• [Document text]:

"""

Other aspects of the invention provides one or more of the following features in a given embodiment of the invention: the anchor portion of the clip member may comprise a bight from which each of the opposed legs extends; each of legs may terminate in a detent foot to provide a pair of detent feet dimensioned and configured to engage retainer seat; such detent feet define a fulcrum portion of the locking means and the stop member and anchor (bight) portion extend away from the fulcrum portion on opposite sides thereof.

In yet another aspect of the present invention, the locking means is comprised of resilient wire and the bight portion comprises a coiled segment of the wire defining a coil aperture having an inside diameter, the supply tube being received within the coil aperture. The stop member may comprise a U-bent portion of one of the legs of the clip member and a ferrule may be affixed to the supply end of the supply tube, the ferrule having an outside diameter greater than the inside diameter of the coil aperture.

The present invention also provides for an assembly of a base unit as aforesaid connected by a supply tube to a remote dispenser as aforesaid.

Other aspects of the invention will be apparent from the following description and the drawings.

As used herein and in the claims, reference to the supply end of the supply tube being "slidably and removably connected" to the discharge bore or the like, means that the connection is made by insertion of one member into another, and may be unmade by slidably withdrawing the tube.

BRIEF DESCRIPTION OF THE DRAWINGS

FIG. 1 is a perspective view of one embodiment of an assembly of a pressurized fluid base unit and a remote dispenser of the present invention;

FIG. 2 is a perspective view of a clip member comprising one embodiment of the locking means of the present invention;

FIG. 2A is an end view in elevation of the bight portion of the clip member of FIG. 2;

FIG. 3 is a section view in elevation of the release means and the top segment of the base unit of the assembly of FIG. 1 showing the release means in its normal, valve closed position, and showing the supply end of the supply tube and its associated locking means disengaged therefrom;

FIG. 3A is a plan view of the release means of FIG. 3, showing the release means in its normal, closed position with the supply tube connected thereto but the locking means disengaged;

FIG. 3B is a cross-sectional view in elevation of the release means of FIG. 3, showing the supply tube connected thereto and the release means held in its open position by the locking means being engaged therewith;

FIG. 3C is a plan view of the release means of FIG. 3B;

FIG. 4 is a partial elevation view in section and on an enlarged scale of a stem valve forming a part of the release means of FIG. 3; and

FIG. 5 is a partial elevation view in section of the outlet release means of the remote dispenser of the assembly of FIG. 1, with the release means shown in its normal, valve closed position.

"""

• [Dataset extract]:
"""

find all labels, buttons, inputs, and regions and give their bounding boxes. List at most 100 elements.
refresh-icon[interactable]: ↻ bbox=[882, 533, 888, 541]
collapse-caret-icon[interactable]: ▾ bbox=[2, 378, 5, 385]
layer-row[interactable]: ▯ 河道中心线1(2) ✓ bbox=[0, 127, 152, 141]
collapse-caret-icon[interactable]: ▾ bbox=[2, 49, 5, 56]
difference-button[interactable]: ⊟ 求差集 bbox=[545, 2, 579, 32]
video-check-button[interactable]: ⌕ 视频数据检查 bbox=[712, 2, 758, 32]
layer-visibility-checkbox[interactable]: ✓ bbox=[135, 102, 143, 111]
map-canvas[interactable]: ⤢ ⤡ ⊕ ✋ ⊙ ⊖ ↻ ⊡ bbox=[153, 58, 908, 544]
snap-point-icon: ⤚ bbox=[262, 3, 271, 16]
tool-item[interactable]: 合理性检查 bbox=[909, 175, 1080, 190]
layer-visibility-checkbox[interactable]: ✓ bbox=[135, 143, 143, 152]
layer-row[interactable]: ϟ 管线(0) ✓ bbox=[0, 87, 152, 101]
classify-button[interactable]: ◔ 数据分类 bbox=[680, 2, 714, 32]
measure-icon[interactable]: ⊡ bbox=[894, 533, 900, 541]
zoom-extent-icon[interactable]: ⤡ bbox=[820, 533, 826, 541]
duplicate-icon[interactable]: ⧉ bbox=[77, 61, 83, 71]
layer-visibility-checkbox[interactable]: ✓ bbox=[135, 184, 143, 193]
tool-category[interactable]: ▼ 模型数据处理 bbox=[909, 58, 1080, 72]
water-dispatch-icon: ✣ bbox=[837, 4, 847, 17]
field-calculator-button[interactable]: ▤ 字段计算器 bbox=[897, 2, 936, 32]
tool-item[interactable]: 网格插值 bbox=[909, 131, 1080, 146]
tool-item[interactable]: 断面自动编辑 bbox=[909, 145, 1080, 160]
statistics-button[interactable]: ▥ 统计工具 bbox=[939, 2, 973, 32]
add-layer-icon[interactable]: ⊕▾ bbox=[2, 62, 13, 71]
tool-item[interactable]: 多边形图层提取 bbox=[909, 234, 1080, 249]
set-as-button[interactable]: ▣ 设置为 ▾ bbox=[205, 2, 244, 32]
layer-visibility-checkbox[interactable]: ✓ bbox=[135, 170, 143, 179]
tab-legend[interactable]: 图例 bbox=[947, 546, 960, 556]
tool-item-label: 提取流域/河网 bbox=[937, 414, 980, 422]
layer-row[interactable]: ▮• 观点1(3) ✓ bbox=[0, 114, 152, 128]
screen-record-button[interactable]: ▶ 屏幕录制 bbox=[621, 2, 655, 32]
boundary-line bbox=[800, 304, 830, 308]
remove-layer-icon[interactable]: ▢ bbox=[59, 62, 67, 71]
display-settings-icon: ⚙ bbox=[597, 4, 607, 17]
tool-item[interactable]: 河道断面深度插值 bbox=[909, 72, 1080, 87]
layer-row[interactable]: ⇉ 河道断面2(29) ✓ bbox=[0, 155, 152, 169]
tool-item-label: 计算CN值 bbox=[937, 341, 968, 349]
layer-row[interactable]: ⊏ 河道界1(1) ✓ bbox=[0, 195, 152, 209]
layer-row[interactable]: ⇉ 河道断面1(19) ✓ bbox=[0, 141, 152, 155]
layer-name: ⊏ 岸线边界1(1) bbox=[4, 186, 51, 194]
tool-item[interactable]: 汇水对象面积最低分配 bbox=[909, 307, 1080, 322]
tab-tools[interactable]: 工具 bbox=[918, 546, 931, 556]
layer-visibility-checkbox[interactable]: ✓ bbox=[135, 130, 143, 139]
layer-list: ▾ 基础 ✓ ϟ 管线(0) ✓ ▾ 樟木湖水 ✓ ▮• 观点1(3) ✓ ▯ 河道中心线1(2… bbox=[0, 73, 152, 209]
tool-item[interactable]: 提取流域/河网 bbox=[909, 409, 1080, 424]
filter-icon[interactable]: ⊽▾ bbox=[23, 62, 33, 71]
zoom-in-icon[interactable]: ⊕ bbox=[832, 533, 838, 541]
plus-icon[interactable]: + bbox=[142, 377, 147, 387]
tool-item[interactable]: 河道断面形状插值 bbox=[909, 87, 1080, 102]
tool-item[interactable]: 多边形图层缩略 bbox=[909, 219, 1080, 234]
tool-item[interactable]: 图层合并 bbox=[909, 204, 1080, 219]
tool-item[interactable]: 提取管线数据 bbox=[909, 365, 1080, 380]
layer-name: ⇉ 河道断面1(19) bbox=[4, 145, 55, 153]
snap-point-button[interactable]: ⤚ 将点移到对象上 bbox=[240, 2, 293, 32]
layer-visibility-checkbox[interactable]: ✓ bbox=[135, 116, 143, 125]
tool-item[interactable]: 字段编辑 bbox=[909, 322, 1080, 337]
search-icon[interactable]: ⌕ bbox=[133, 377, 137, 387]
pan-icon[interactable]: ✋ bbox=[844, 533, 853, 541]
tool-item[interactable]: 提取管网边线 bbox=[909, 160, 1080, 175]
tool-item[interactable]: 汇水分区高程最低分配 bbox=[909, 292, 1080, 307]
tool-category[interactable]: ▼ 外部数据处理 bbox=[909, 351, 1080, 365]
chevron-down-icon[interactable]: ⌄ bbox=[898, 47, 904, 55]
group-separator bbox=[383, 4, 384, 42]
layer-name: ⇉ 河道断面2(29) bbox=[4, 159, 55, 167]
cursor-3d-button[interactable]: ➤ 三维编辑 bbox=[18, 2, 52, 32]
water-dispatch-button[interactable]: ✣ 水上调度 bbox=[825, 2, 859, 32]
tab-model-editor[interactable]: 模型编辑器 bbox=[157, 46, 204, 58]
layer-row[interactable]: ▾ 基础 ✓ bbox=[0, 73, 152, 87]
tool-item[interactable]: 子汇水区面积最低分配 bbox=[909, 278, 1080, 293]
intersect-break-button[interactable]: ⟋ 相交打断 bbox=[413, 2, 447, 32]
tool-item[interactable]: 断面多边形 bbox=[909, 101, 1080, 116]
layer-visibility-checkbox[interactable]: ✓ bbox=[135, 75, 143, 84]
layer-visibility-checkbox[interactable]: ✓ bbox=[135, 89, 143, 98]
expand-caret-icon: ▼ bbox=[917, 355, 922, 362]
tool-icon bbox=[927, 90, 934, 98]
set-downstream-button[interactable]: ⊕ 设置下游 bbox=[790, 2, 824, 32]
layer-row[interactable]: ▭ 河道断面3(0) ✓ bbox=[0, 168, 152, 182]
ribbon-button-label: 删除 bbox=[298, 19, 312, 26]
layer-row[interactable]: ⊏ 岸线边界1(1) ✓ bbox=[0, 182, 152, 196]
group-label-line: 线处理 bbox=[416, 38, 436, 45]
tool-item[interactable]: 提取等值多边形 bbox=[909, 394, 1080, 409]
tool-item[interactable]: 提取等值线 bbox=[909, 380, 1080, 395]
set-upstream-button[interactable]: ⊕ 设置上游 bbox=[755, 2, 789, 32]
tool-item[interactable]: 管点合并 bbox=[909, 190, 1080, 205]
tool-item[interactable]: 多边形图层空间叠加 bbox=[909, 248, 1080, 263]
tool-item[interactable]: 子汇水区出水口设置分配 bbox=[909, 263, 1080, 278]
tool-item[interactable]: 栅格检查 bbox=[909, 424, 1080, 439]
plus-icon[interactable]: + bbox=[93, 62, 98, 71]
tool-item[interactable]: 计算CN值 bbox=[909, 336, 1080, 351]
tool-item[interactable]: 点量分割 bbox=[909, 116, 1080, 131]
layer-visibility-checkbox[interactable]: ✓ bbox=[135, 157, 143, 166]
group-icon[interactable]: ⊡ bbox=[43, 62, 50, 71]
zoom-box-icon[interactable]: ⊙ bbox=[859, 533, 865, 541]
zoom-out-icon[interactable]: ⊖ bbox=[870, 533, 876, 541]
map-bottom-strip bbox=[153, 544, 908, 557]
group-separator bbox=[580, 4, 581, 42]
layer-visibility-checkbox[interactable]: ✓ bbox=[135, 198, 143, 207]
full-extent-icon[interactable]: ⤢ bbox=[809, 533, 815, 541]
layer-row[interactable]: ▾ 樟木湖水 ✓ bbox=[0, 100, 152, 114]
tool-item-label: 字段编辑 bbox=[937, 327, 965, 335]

"""

• [Exercise requirements]:
1. Duplicate the part of the dispenser patent text between "The present invention also" and "withdrawing the tube.", inclusive.
2. Present the entries from the very first line through the line holding "collapse-caret-icon[interactable]: ▾ bbox=[2, 378, 5, 385]", inclusive, as a numbered list, skipping any blank lines.
The patent text and the entries come from unrelated sources.

• [Full solutions]:
1.
The present invention also provides for an assembly of a base unit as aforesaid connected by a supply tube to a remote dispenser as aforesaid.

Other aspects of the invention will be apparent from the following description and the drawings.

As used herein and in the claims, reference to the supply end of the supply tube being "slidably and removably connected" to the discharge bore or the like, means that the connection is made by insertion of one member into another, and may be unmade by slidably withdrawing the tube.

2.
1. find all labels, buttons, inputs, and regions and give their bounding boxes. List at most 100 elements.
2. refresh-icon[interactable]: ↻ bbox=[882, 533, 888, 541]
3. collapse-caret-icon[interactable]: ▾ bbox=[2, 378, 5, 385]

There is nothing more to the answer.